● **EXERCISE DETAILS**: An exact reproduction of the records is required, with all images left out.

● **Extracted data entries**:
• • • • • • •

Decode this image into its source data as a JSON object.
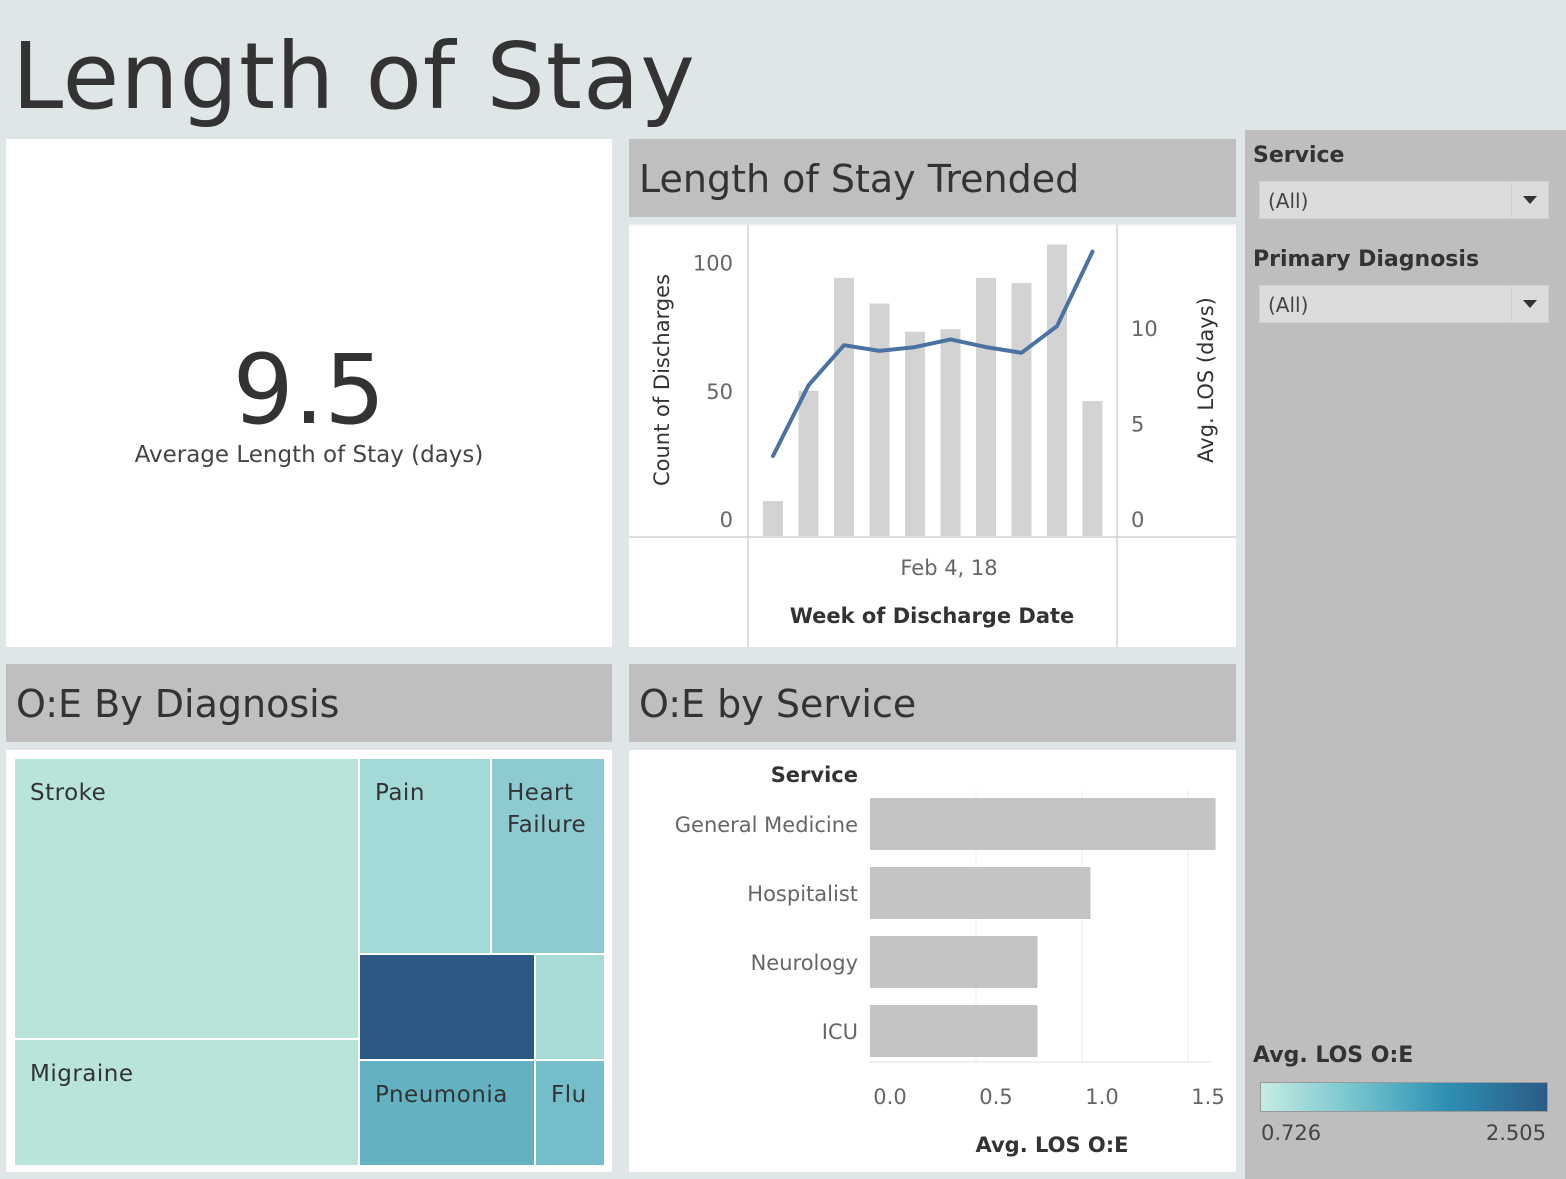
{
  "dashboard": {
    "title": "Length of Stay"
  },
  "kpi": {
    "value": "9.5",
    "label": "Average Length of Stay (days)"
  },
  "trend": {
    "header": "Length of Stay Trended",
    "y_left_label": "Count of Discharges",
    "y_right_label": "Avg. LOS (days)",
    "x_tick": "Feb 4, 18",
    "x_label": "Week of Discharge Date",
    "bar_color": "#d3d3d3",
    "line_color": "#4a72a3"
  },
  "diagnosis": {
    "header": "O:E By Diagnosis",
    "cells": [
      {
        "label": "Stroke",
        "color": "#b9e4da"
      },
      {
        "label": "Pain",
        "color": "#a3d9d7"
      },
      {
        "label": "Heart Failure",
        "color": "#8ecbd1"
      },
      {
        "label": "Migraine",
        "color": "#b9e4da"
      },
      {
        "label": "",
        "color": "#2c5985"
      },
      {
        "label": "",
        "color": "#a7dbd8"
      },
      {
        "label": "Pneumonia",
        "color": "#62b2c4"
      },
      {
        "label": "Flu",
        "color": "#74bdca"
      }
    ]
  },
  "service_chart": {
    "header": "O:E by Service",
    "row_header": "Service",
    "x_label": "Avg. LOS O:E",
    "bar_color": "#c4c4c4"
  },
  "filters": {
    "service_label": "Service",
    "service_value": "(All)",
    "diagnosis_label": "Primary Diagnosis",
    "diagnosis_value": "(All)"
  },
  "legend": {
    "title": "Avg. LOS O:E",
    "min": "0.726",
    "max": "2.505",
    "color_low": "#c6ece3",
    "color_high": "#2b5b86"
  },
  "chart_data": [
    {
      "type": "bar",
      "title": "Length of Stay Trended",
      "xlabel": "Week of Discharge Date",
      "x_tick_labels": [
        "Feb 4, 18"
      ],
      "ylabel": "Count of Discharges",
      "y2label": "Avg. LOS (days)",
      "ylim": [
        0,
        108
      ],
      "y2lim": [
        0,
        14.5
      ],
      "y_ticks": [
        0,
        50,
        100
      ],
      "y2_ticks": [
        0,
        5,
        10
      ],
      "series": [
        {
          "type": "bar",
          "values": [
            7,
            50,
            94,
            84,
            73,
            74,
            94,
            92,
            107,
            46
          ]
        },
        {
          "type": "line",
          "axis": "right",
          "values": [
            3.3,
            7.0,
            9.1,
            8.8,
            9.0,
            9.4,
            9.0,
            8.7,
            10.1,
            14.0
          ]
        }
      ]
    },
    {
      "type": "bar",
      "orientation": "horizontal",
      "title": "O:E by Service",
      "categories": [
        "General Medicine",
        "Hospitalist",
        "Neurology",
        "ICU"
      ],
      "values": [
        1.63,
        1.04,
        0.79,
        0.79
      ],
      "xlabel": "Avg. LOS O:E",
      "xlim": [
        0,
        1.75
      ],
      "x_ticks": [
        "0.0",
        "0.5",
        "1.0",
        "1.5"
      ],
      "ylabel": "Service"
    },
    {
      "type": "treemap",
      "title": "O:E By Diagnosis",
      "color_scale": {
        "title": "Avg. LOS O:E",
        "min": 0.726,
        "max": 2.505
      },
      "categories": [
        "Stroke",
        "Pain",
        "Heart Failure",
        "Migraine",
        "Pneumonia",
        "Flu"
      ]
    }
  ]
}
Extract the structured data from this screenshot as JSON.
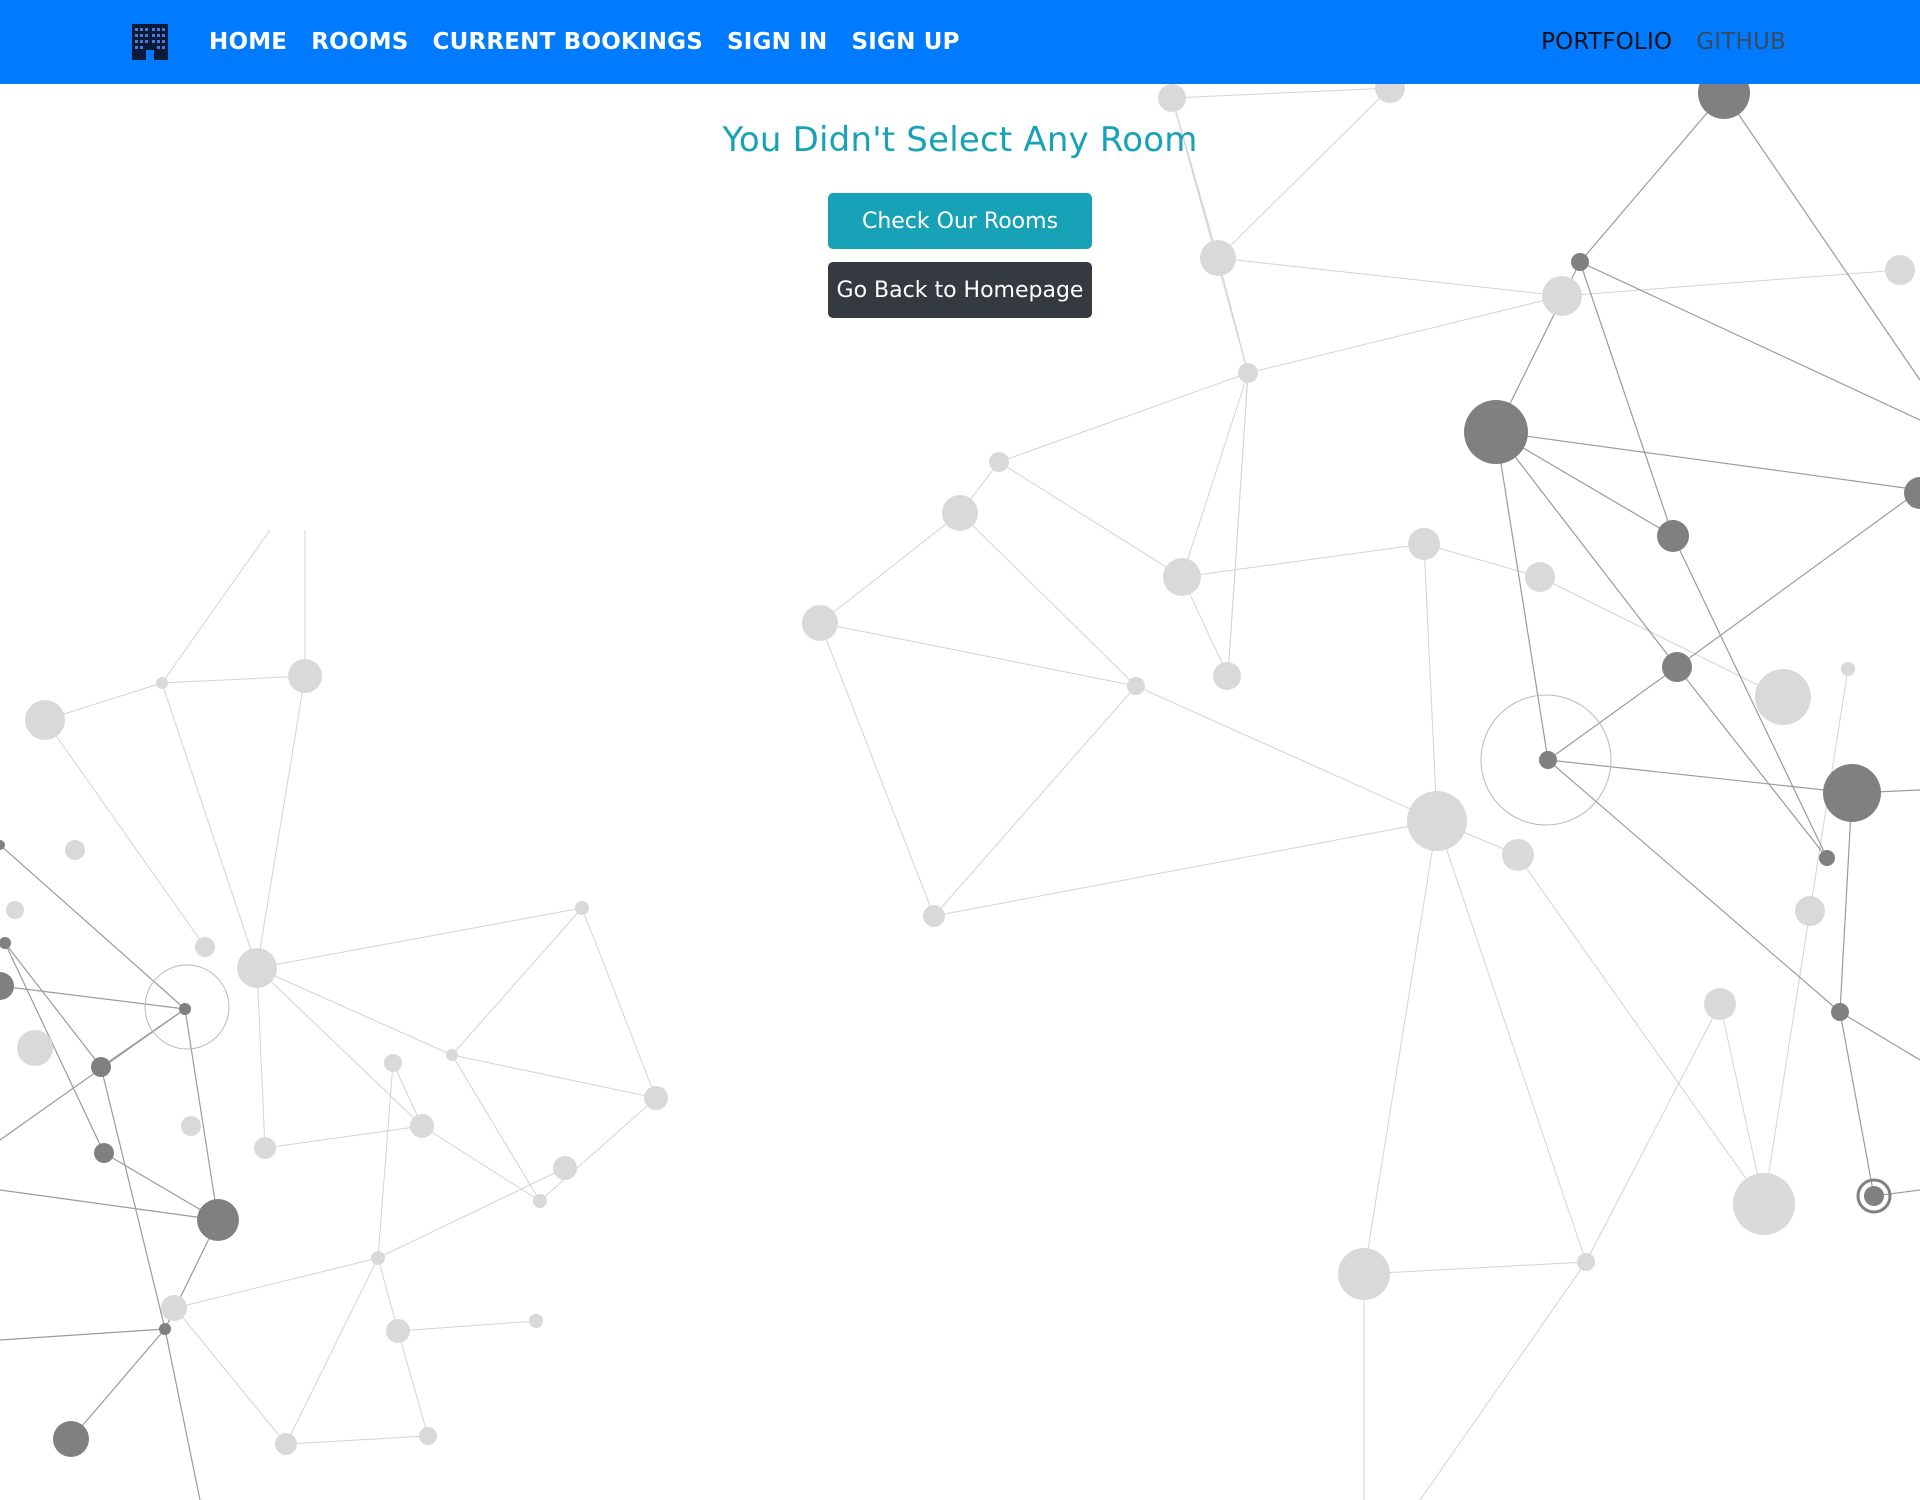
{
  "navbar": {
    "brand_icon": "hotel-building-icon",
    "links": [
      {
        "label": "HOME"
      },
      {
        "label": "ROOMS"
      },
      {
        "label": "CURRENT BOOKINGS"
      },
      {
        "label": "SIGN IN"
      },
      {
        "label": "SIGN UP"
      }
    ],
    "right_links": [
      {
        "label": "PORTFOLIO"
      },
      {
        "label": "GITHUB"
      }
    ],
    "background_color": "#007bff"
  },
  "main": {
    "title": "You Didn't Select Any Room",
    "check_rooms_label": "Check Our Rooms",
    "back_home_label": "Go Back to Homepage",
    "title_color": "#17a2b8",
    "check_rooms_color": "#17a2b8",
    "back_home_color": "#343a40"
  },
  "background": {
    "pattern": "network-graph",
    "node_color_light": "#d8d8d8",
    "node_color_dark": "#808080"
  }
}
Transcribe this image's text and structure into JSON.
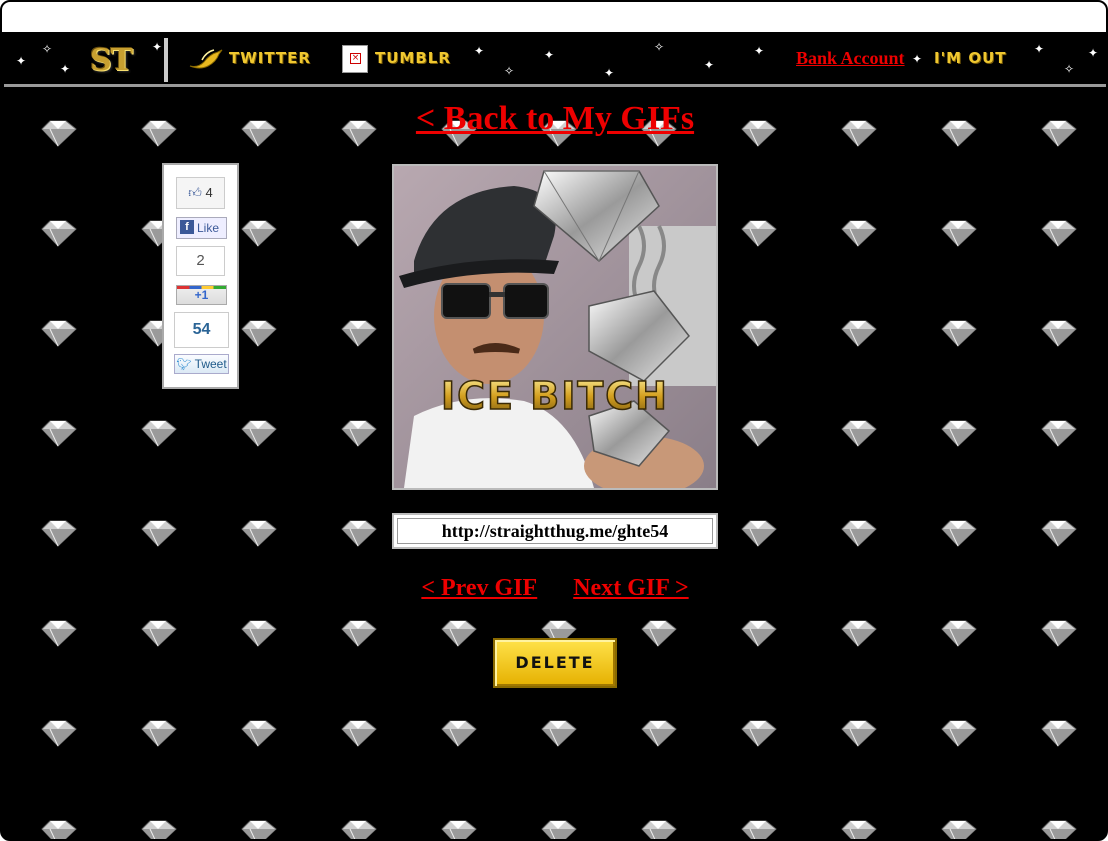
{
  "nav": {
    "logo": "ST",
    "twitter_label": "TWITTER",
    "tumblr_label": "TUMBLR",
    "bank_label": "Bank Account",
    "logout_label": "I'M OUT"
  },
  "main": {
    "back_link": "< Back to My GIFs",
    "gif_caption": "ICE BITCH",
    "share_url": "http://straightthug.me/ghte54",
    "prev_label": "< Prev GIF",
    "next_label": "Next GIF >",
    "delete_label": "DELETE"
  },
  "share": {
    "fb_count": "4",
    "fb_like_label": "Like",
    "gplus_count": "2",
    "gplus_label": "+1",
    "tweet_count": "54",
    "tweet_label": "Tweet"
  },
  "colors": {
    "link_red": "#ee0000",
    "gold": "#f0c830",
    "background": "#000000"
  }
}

• • • • • • •

● **WRITTEN ANSWER**:
Decode this image into its source data as a JSON object.
{
  "dashboard": {
    "title": "Length of Stay"
  },
  "kpi": {
    "value": "9.5",
    "label": "Average Length of Stay (days)"
  },
  "trend": {
    "header": "Length of Stay Trended",
    "y_left_label": "Count of Discharges",
    "y_right_label": "Avg. LOS (days)",
    "x_tick": "Feb 4, 18",
    "x_label": "Week of Discharge Date",
    "bar_color": "#d3d3d3",
    "line_color": "#4a72a3"
  },
  "diagnosis": {
    "header": "O:E By Diagnosis",
    "cells": [
      {
        "label": "Stroke",
        "color": "#b9e4da"
      },
      {
        "label": "Pain",
        "color": "#a3d9d7"
      },
      {
        "label": "Heart Failure",
        "color": "#8ecbd1"
      },
      {
        "label": "Migraine",
        "color": "#b9e4da"
      },
      {
        "label": "",
        "color": "#2c5985"
      },
      {
        "label": "",
        "color": "#a7dbd8"
      },
      {
        "label": "Pneumonia",
        "color": "#62b2c4"
      },
      {
        "label": "Flu",
        "color": "#74bdca"
      }
    ]
  },
  "service_chart": {
    "header": "O:E by Service",
    "row_header": "Service",
    "x_label": "Avg. LOS O:E",
    "bar_color": "#c4c4c4"
  },
  "filters": {
    "service_label": "Service",
    "service_value": "(All)",
    "diagnosis_label": "Primary Diagnosis",
    "diagnosis_value": "(All)"
  },
  "legend": {
    "title": "Avg. LOS O:E",
    "min": "0.726",
    "max": "2.505",
    "color_low": "#c6ece3",
    "color_high": "#2b5b86"
  },
  "chart_data": [
    {
      "type": "bar",
      "title": "Length of Stay Trended",
      "xlabel": "Week of Discharge Date",
      "x_tick_labels": [
        "Feb 4, 18"
      ],
      "ylabel": "Count of Discharges",
      "y2label": "Avg. LOS (days)",
      "ylim": [
        0,
        108
      ],
      "y2lim": [
        0,
        14.5
      ],
      "y_ticks": [
        0,
        50,
        100
      ],
      "y2_ticks": [
        0,
        5,
        10
      ],
      "series": [
        {
          "type": "bar",
          "values": [
            7,
            50,
            94,
            84,
            73,
            74,
            94,
            92,
            107,
            46
          ]
        },
        {
          "type": "line",
          "axis": "right",
          "values": [
            3.3,
            7.0,
            9.1,
            8.8,
            9.0,
            9.4,
            9.0,
            8.7,
            10.1,
            14.0
          ]
        }
      ]
    },
    {
      "type": "bar",
      "orientation": "horizontal",
      "title": "O:E by Service",
      "categories": [
        "General Medicine",
        "Hospitalist",
        "Neurology",
        "ICU"
      ],
      "values": [
        1.63,
        1.04,
        0.79,
        0.79
      ],
      "xlabel": "Avg. LOS O:E",
      "xlim": [
        0,
        1.75
      ],
      "x_ticks": [
        "0.0",
        "0.5",
        "1.0",
        "1.5"
      ],
      "ylabel": "Service"
    },
    {
      "type": "treemap",
      "title": "O:E By Diagnosis",
      "color_scale": {
        "title": "Avg. LOS O:E",
        "min": 0.726,
        "max": 2.505
      },
      "categories": [
        "Stroke",
        "Pain",
        "Heart Failure",
        "Migraine",
        "Pneumonia",
        "Flu"
      ]
    }
  ]
}
Extract the structured data from this screenshot as JSON.
{
  "navbar": {
    "brand_icon": "hotel-building-icon",
    "links": [
      {
        "label": "HOME"
      },
      {
        "label": "ROOMS"
      },
      {
        "label": "CURRENT BOOKINGS"
      },
      {
        "label": "SIGN IN"
      },
      {
        "label": "SIGN UP"
      }
    ],
    "right_links": [
      {
        "label": "PORTFOLIO"
      },
      {
        "label": "GITHUB"
      }
    ],
    "background_color": "#007bff"
  },
  "main": {
    "title": "You Didn't Select Any Room",
    "check_rooms_label": "Check Our Rooms",
    "back_home_label": "Go Back to Homepage",
    "title_color": "#17a2b8",
    "check_rooms_color": "#17a2b8",
    "back_home_color": "#343a40"
  },
  "background": {
    "pattern": "network-graph",
    "node_color_light": "#d8d8d8",
    "node_color_dark": "#808080"
  }
}
Transcribe this image's text and structure into JSON.
{
  "nav": {
    "logo": "ST",
    "twitter_label": "TWITTER",
    "tumblr_label": "TUMBLR",
    "bank_label": "Bank Account",
    "logout_label": "I'M OUT"
  },
  "main": {
    "back_link": "< Back to My GIFs",
    "gif_caption": "ICE BITCH",
    "share_url": "http://straightthug.me/ghte54",
    "prev_label": "< Prev GIF",
    "next_label": "Next GIF >",
    "delete_label": "DELETE"
  },
  "share": {
    "fb_count": "4",
    "fb_like_label": "Like",
    "gplus_count": "2",
    "gplus_label": "+1",
    "tweet_count": "54",
    "tweet_label": "Tweet"
  },
  "colors": {
    "link_red": "#ee0000",
    "gold": "#f0c830",
    "background": "#000000"
  }
}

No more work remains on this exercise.